STORED ROWS:

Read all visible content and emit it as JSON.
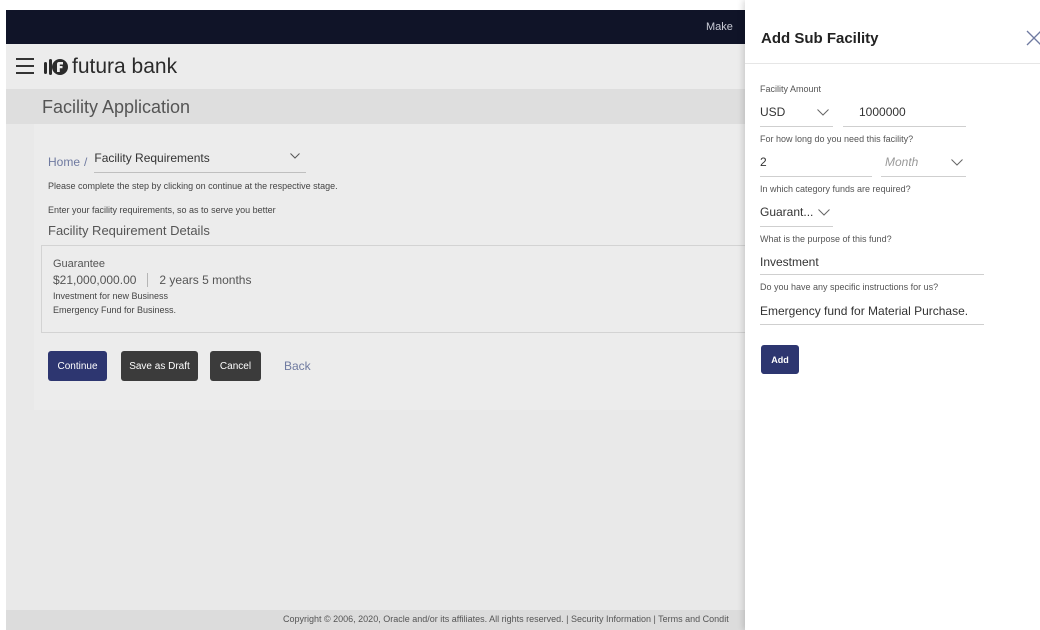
{
  "topbar": {
    "text": "Make"
  },
  "brand": {
    "name": "futura bank"
  },
  "page": {
    "title": "Facility Application"
  },
  "breadcrumb": {
    "home": "Home",
    "separator": "/",
    "current": "Facility Requirements"
  },
  "instructions": {
    "line1": "Please complete the step by clicking on continue at the respective stage.",
    "line2": "Enter your facility requirements, so as to serve you better"
  },
  "section": {
    "heading": "Facility Requirement Details"
  },
  "requirement": {
    "type": "Guarantee",
    "amount": "$21,000,000.00",
    "duration": "2 years 5 months",
    "line1": "Investment for new Business",
    "line2": "Emergency Fund for Business."
  },
  "buttons": {
    "continue": "Continue",
    "save_draft": "Save as Draft",
    "cancel": "Cancel",
    "back": "Back"
  },
  "footer": {
    "text": "Copyright © 2006, 2020, Oracle and/or its affiliates. All rights reserved. | Security Information | Terms and Condit"
  },
  "panel": {
    "title": "Add Sub Facility",
    "facility_amount": {
      "label": "Facility Amount",
      "currency": "USD",
      "value": "1000000"
    },
    "duration": {
      "label": "For how long do you need this facility?",
      "value": "2",
      "unit_placeholder": "Month"
    },
    "category": {
      "label": "In which category funds are required?",
      "value": "Guarant..."
    },
    "purpose": {
      "label": "What is the purpose of this fund?",
      "value": "Investment"
    },
    "instructions": {
      "label": "Do you have any specific instructions for us?",
      "value": "Emergency fund for Material Purchase."
    },
    "add_button": "Add"
  },
  "colors": {
    "primary": "#2d3670",
    "dark_button": "#3b3b3b",
    "link": "#6f7aa0",
    "topbar": "#101428"
  },
  "icons": {
    "menu": "hamburger-icon",
    "close": "close-icon",
    "dropdown": "chevron-down-icon",
    "logo": "futura-logo-icon"
  }
}
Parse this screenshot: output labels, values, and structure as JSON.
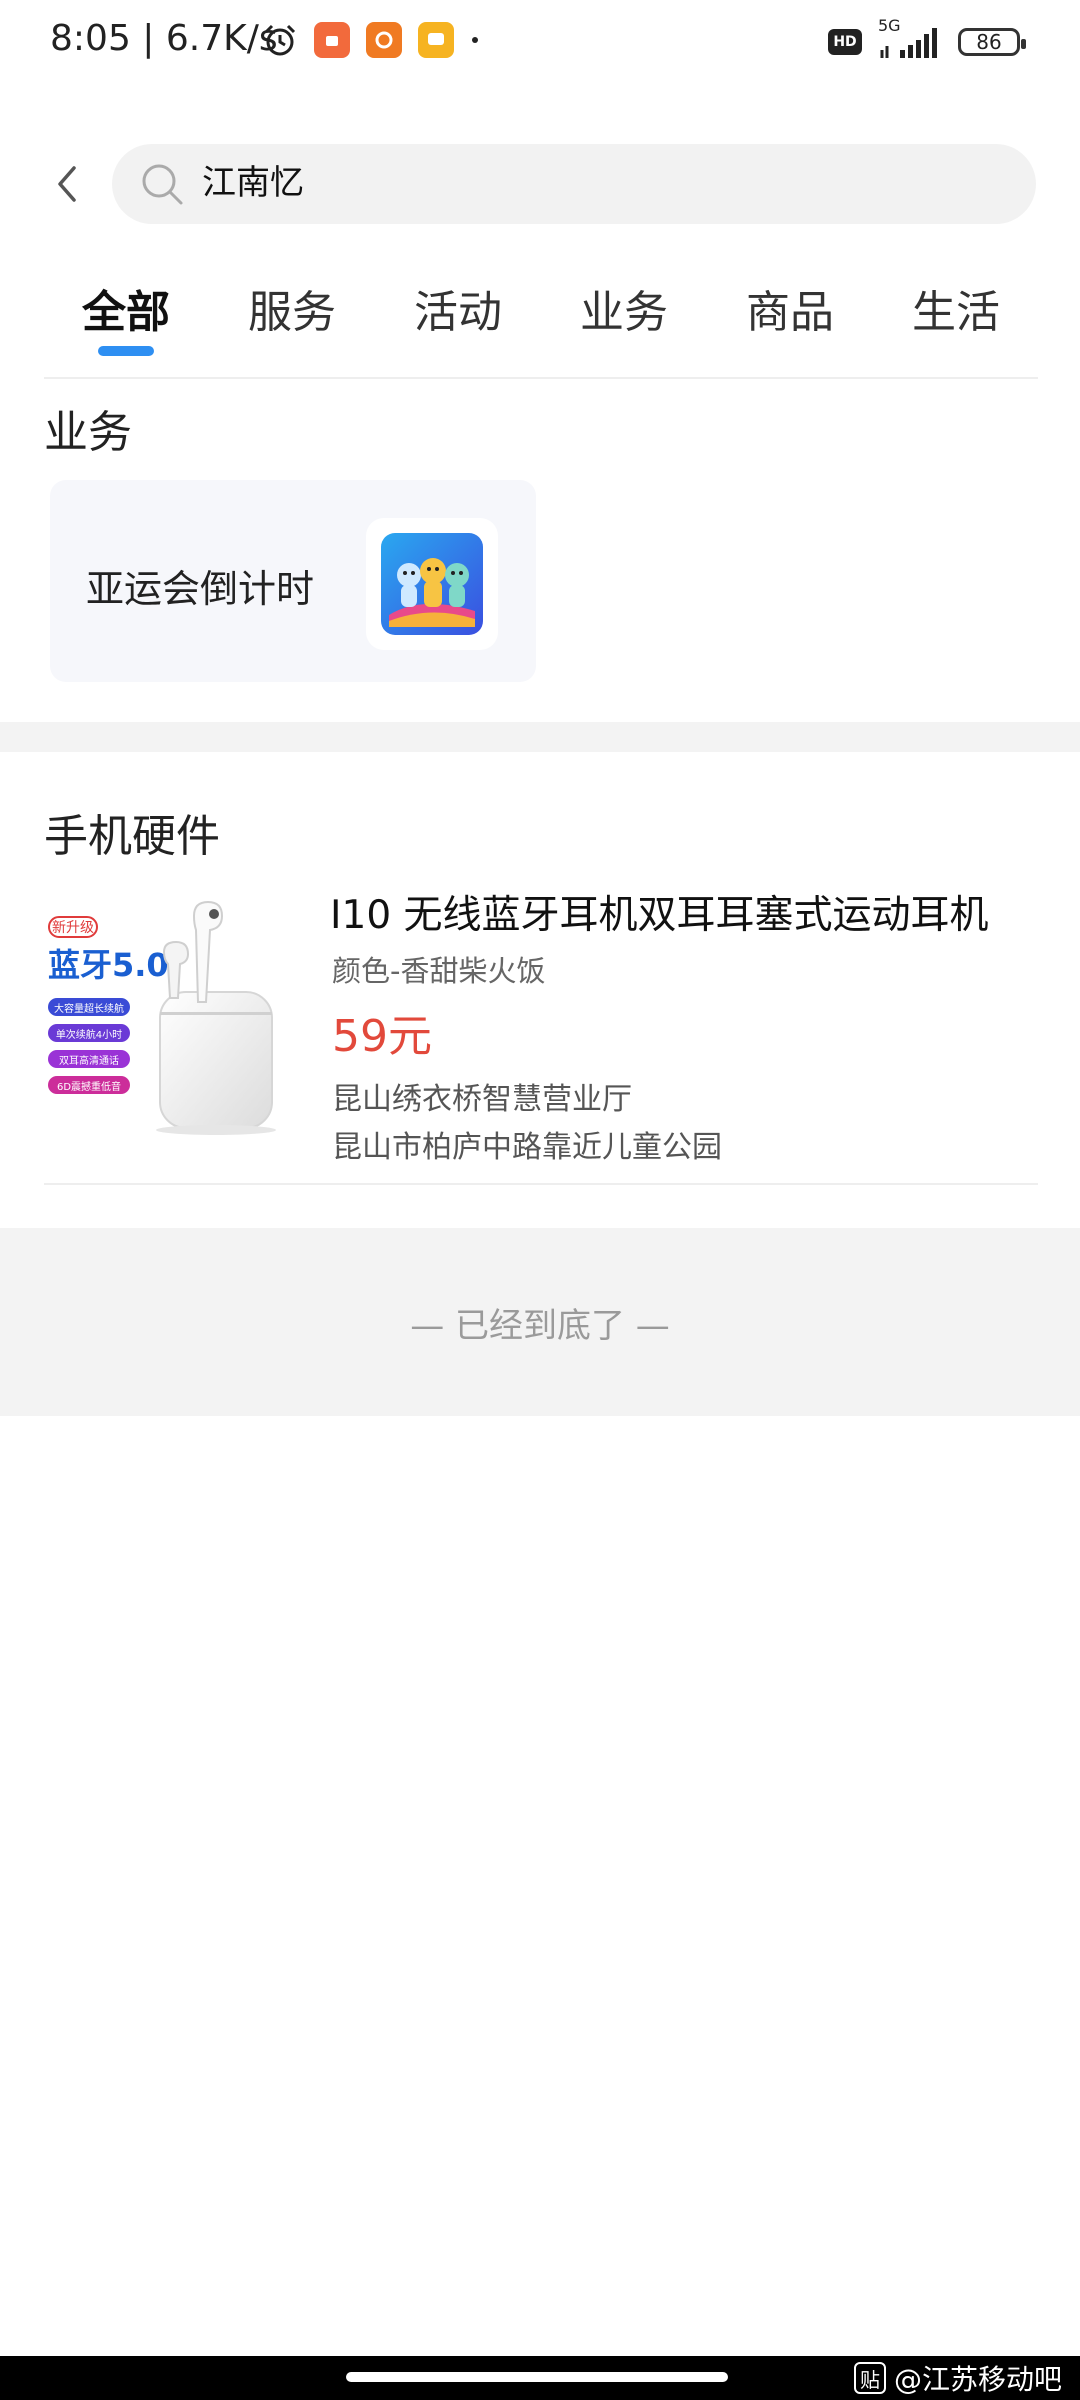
{
  "status_bar": {
    "time": "8:05 | 6.7K/s",
    "network": "5G",
    "hd": "HD",
    "battery": "86"
  },
  "header": {
    "search_query": "江南忆"
  },
  "tabs": [
    {
      "label": "全部",
      "active": true
    },
    {
      "label": "服务"
    },
    {
      "label": "活动"
    },
    {
      "label": "业务"
    },
    {
      "label": "商品"
    },
    {
      "label": "生活"
    }
  ],
  "business_section": {
    "title": "业务",
    "card": {
      "label": "亚运会倒计时"
    }
  },
  "hardware_section": {
    "title": "手机硬件",
    "product": {
      "title": "I10 无线蓝牙耳机双耳耳塞式运动耳机",
      "spec": "颜色-香甜柴火饭",
      "price": "59元",
      "store": "昆山绣衣桥智慧营业厅",
      "address": "昆山市柏庐中路靠近儿童公园",
      "image_text": {
        "badge": "新升级",
        "headline": "蓝牙5.0",
        "features": [
          "大容量超长续航",
          "单次续航4小时",
          "双耳高清通话",
          "6D震撼重低音"
        ]
      }
    }
  },
  "footer": {
    "end_text": "— 已经到底了 —"
  },
  "watermark": {
    "text": "@江苏移动吧",
    "icon_text": "贴"
  },
  "colors": {
    "accent": "#2e8ff2",
    "price": "#e2493b"
  }
}
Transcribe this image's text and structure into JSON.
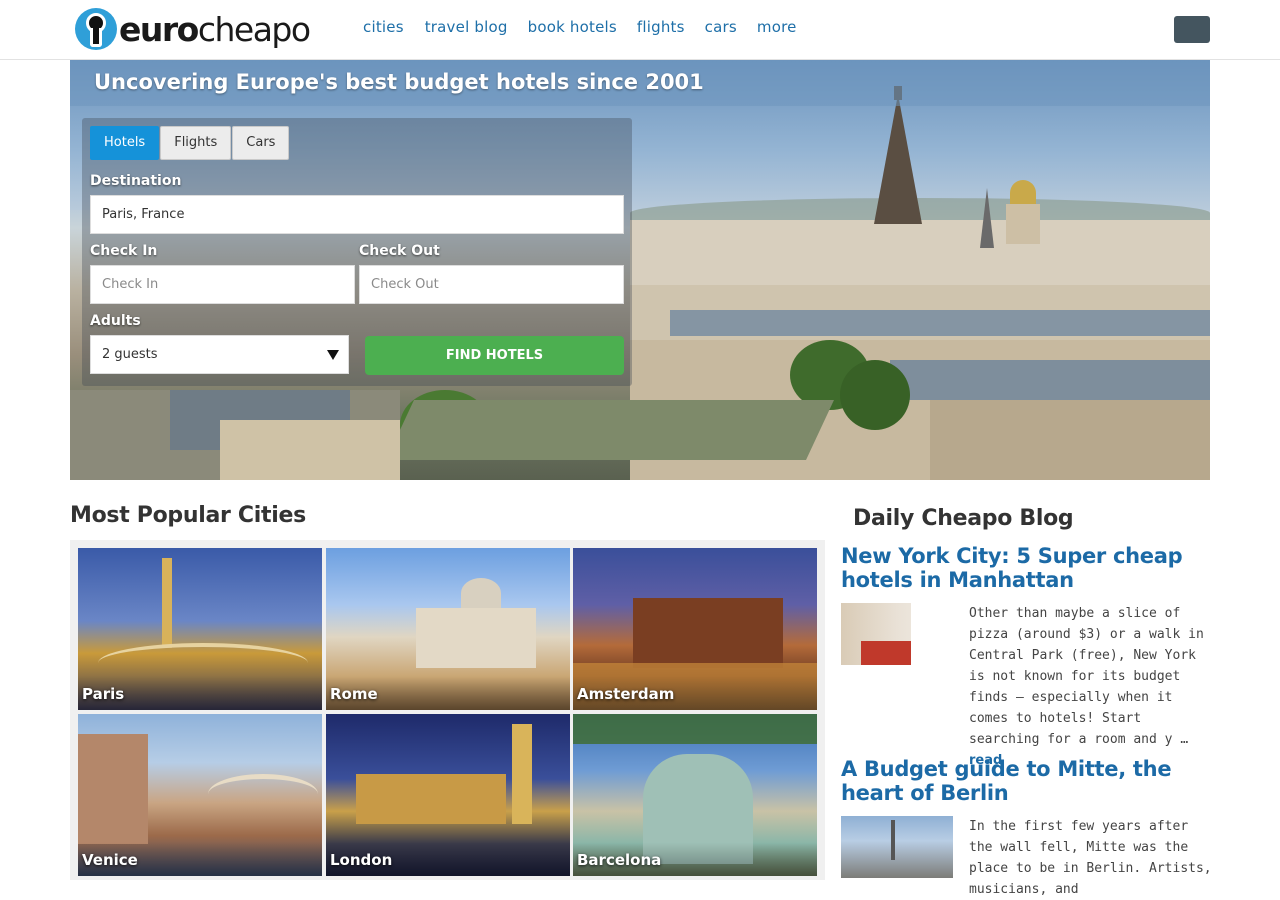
{
  "header": {
    "logo_text_bold": "euro",
    "logo_text_light": "cheapo",
    "nav": [
      "cities",
      "travel blog",
      "book hotels",
      "flights",
      "cars",
      "more"
    ]
  },
  "hero": {
    "title": "Uncovering Europe's best budget hotels since 2001",
    "tabs": [
      "Hotels",
      "Flights",
      "Cars"
    ],
    "active_tab": "Hotels",
    "destination_label": "Destination",
    "destination_value": "Paris, France",
    "checkin_label": "Check In",
    "checkin_placeholder": "Check In",
    "checkout_label": "Check Out",
    "checkout_placeholder": "Check Out",
    "adults_label": "Adults",
    "adults_value": "2 guests",
    "find_button": "FIND HOTELS"
  },
  "popular": {
    "title": "Most Popular Cities",
    "cities": [
      "Paris",
      "Rome",
      "Amsterdam",
      "Venice",
      "London",
      "Barcelona"
    ]
  },
  "blog": {
    "title": "Daily Cheapo Blog",
    "posts": [
      {
        "title": "New York City: 5 Super cheap hotels in Manhattan",
        "excerpt": "Other than maybe a slice of pizza (around $3) or a walk in Central Park (free), New York is not known for its budget finds — especially when it comes to hotels! Start searching for a room and y …",
        "read_more": "read"
      },
      {
        "title": "A Budget guide to Mitte, the heart of Berlin",
        "excerpt": "In the first few years after the wall fell, Mitte was the place to be in Berlin. Artists, musicians, and"
      }
    ]
  },
  "colors": {
    "link": "#1c6aa6",
    "tab_active": "#1592d9",
    "find_button": "#4caf50",
    "menu_button": "#44555f"
  }
}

WRITTEN REQUEST: Omit every picture while copying the listing above exactly.

SOLVED EXERCISE:
Read all visible content and emit it as JSON.
{
  "topbar": {
    "text": "Make"
  },
  "brand": {
    "name": "futura bank"
  },
  "page": {
    "title": "Facility Application"
  },
  "breadcrumb": {
    "home": "Home",
    "separator": "/",
    "current": "Facility Requirements"
  },
  "instructions": {
    "line1": "Please complete the step by clicking on continue at the respective stage.",
    "line2": "Enter your facility requirements, so as to serve you better"
  },
  "section": {
    "heading": "Facility Requirement Details"
  },
  "requirement": {
    "type": "Guarantee",
    "amount": "$21,000,000.00",
    "duration": "2 years 5 months",
    "line1": "Investment for new Business",
    "line2": "Emergency Fund for Business."
  },
  "buttons": {
    "continue": "Continue",
    "save_draft": "Save as Draft",
    "cancel": "Cancel",
    "back": "Back"
  },
  "footer": {
    "text": "Copyright © 2006, 2020, Oracle and/or its affiliates. All rights reserved. | Security Information | Terms and Condit"
  },
  "panel": {
    "title": "Add Sub Facility",
    "facility_amount": {
      "label": "Facility Amount",
      "currency": "USD",
      "value": "1000000"
    },
    "duration": {
      "label": "For how long do you need this facility?",
      "value": "2",
      "unit_placeholder": "Month"
    },
    "category": {
      "label": "In which category funds are required?",
      "value": "Guarant..."
    },
    "purpose": {
      "label": "What is the purpose of this fund?",
      "value": "Investment"
    },
    "instructions": {
      "label": "Do you have any specific instructions for us?",
      "value": "Emergency fund for Material Purchase."
    },
    "add_button": "Add"
  },
  "colors": {
    "primary": "#2d3670",
    "dark_button": "#3b3b3b",
    "link": "#6f7aa0",
    "topbar": "#101428"
  },
  "icons": {
    "menu": "hamburger-icon",
    "close": "close-icon",
    "dropdown": "chevron-down-icon",
    "logo": "futura-logo-icon"
  }
}
Parse this screenshot: output labels, values, and structure as JSON.
{
  "status_bar": {
    "time": "8:05 | 6.7K/s",
    "network": "5G",
    "hd": "HD",
    "battery": "86"
  },
  "header": {
    "search_query": "江南忆"
  },
  "tabs": [
    {
      "label": "全部",
      "active": true
    },
    {
      "label": "服务"
    },
    {
      "label": "活动"
    },
    {
      "label": "业务"
    },
    {
      "label": "商品"
    },
    {
      "label": "生活"
    }
  ],
  "business_section": {
    "title": "业务",
    "card": {
      "label": "亚运会倒计时"
    }
  },
  "hardware_section": {
    "title": "手机硬件",
    "product": {
      "title": "I10 无线蓝牙耳机双耳耳塞式运动耳机",
      "spec": "颜色-香甜柴火饭",
      "price": "59元",
      "store": "昆山绣衣桥智慧营业厅",
      "address": "昆山市柏庐中路靠近儿童公园",
      "image_text": {
        "badge": "新升级",
        "headline": "蓝牙5.0",
        "features": [
          "大容量超长续航",
          "单次续航4小时",
          "双耳高清通话",
          "6D震撼重低音"
        ]
      }
    }
  },
  "footer": {
    "end_text": "— 已经到底了 —"
  },
  "watermark": {
    "text": "@江苏移动吧",
    "icon_text": "贴"
  },
  "colors": {
    "accent": "#2e8ff2",
    "price": "#e2493b"
  }
}
Transcribe this image's text and structure into JSON.
{
  "header": {
    "logo_text_bold": "euro",
    "logo_text_light": "cheapo",
    "nav": [
      "cities",
      "travel blog",
      "book hotels",
      "flights",
      "cars",
      "more"
    ]
  },
  "hero": {
    "title": "Uncovering Europe's best budget hotels since 2001",
    "tabs": [
      "Hotels",
      "Flights",
      "Cars"
    ],
    "active_tab": "Hotels",
    "destination_label": "Destination",
    "destination_value": "Paris, France",
    "checkin_label": "Check In",
    "checkin_placeholder": "Check In",
    "checkout_label": "Check Out",
    "checkout_placeholder": "Check Out",
    "adults_label": "Adults",
    "adults_value": "2 guests",
    "find_button": "FIND HOTELS"
  },
  "popular": {
    "title": "Most Popular Cities",
    "cities": [
      "Paris",
      "Rome",
      "Amsterdam",
      "Venice",
      "London",
      "Barcelona"
    ]
  },
  "blog": {
    "title": "Daily Cheapo Blog",
    "posts": [
      {
        "title": "New York City: 5 Super cheap hotels in Manhattan",
        "excerpt": "Other than maybe a slice of pizza (around $3) or a walk in Central Park (free), New York is not known for its budget finds — especially when it comes to hotels! Start searching for a room and y …",
        "read_more": "read"
      },
      {
        "title": "A Budget guide to Mitte, the heart of Berlin",
        "excerpt": "In the first few years after the wall fell, Mitte was the place to be in Berlin. Artists, musicians, and"
      }
    ]
  },
  "colors": {
    "link": "#1c6aa6",
    "tab_active": "#1592d9",
    "find_button": "#4caf50",
    "menu_button": "#44555f"
  }
}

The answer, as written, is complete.